== CHALLENGE ==
Where does the string "document" appear? Copy every line of the entries below that holds it.

== DATA PROVIDED ==
·····
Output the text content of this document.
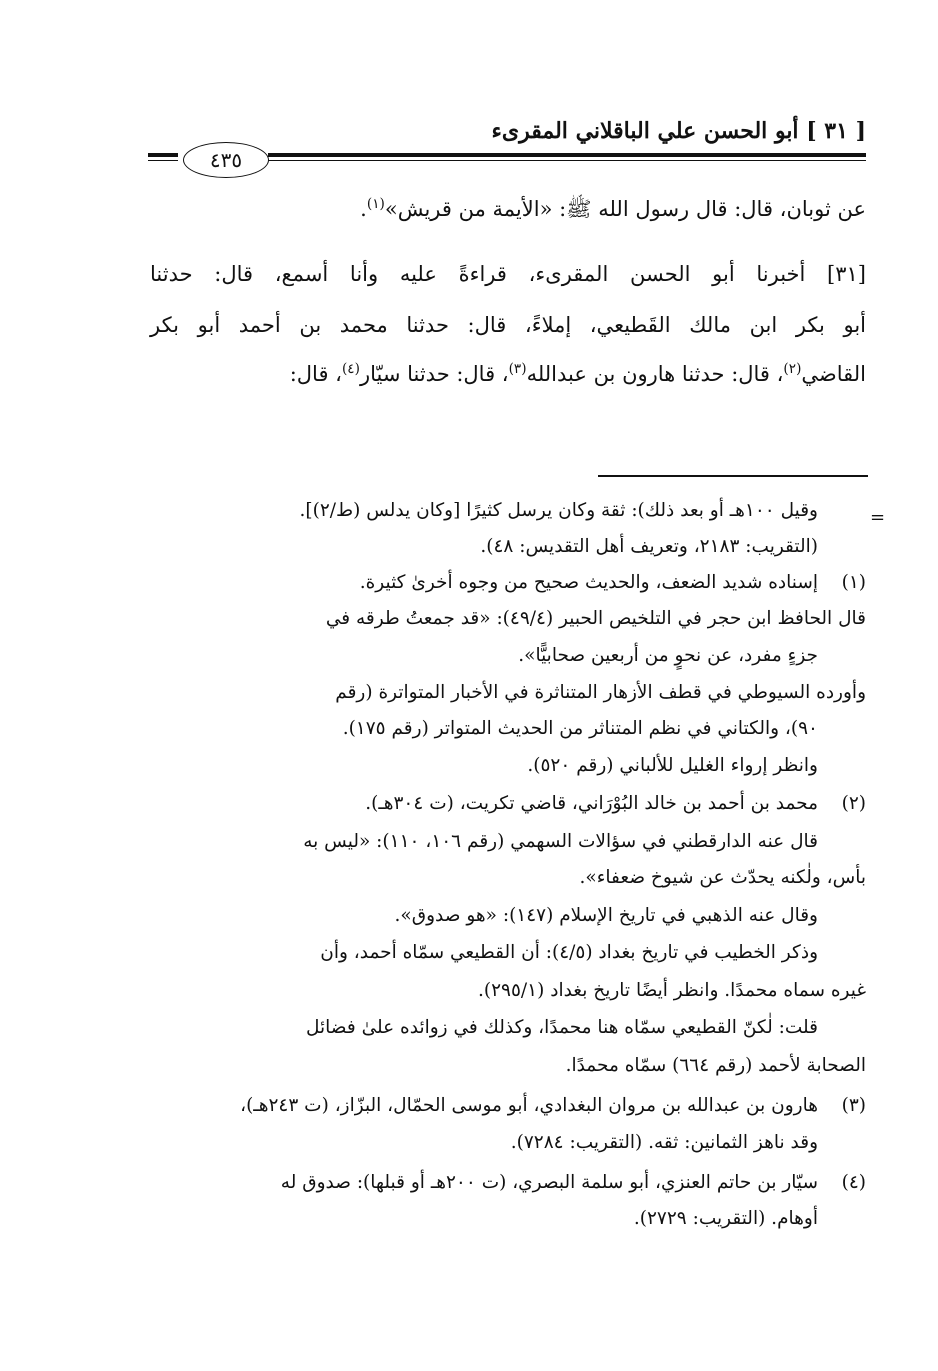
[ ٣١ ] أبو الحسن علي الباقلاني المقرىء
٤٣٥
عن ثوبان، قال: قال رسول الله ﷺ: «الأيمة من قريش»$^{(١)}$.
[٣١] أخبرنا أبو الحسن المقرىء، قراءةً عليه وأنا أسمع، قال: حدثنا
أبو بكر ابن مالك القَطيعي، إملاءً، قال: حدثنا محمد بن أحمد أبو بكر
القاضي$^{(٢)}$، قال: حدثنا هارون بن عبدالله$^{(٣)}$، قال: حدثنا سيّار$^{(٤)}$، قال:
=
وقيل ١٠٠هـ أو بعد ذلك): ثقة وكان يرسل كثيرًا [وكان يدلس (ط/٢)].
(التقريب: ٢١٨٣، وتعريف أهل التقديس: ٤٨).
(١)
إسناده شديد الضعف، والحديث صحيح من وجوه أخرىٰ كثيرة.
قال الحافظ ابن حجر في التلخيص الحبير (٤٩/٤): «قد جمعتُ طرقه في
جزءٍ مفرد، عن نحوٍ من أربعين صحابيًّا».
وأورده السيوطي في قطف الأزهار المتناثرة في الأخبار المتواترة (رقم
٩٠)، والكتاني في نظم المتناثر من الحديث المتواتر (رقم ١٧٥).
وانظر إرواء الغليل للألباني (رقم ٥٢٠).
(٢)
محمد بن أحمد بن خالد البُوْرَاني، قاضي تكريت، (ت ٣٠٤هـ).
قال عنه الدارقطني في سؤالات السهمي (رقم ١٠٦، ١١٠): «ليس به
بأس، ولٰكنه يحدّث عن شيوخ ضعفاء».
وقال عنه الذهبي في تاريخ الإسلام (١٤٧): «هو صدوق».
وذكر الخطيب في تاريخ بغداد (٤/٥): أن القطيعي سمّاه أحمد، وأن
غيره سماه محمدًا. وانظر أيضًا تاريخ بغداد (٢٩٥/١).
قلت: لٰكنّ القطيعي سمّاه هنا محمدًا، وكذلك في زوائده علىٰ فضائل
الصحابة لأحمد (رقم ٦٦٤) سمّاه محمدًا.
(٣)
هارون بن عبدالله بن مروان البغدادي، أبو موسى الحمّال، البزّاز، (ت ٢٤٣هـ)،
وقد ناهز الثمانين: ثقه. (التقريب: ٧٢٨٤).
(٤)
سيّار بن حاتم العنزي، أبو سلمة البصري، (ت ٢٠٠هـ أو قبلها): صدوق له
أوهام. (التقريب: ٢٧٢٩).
·····
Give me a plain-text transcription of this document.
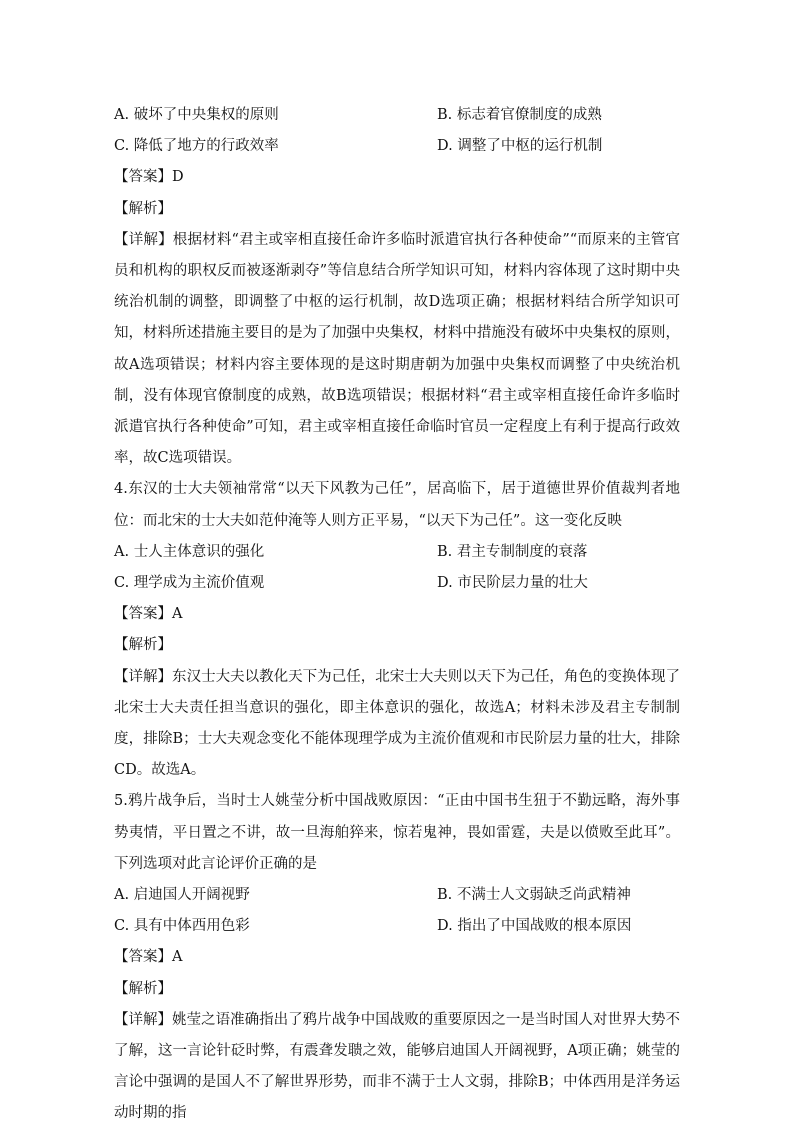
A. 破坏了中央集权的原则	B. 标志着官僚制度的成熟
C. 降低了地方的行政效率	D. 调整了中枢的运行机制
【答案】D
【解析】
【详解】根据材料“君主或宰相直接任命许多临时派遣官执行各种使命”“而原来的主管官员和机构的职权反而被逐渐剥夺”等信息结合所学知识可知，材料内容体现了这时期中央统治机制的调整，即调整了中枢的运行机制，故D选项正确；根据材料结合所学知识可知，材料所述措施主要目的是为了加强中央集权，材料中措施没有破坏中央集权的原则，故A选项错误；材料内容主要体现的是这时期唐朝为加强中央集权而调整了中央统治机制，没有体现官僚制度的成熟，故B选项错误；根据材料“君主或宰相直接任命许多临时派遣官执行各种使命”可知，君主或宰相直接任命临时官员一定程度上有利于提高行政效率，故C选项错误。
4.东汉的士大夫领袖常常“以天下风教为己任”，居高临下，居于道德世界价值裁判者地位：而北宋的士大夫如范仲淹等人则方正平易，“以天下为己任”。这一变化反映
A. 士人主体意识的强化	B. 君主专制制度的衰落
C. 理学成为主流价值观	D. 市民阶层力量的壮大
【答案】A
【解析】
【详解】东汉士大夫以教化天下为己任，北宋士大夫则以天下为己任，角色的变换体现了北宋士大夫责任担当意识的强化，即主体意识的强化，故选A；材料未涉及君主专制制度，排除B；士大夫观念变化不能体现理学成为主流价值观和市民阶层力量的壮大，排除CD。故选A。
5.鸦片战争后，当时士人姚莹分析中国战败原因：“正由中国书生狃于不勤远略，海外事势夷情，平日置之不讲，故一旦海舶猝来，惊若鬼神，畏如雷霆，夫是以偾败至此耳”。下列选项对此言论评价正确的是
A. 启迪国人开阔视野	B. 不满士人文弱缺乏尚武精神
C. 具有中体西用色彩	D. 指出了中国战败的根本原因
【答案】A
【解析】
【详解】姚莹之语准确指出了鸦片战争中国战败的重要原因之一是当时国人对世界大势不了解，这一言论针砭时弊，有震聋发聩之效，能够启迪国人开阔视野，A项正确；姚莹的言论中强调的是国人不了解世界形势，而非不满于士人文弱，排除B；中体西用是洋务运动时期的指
·····
== EXERCISE ANSWER ==
Output the text content of this document.
Give me a plain-text transcription of this document.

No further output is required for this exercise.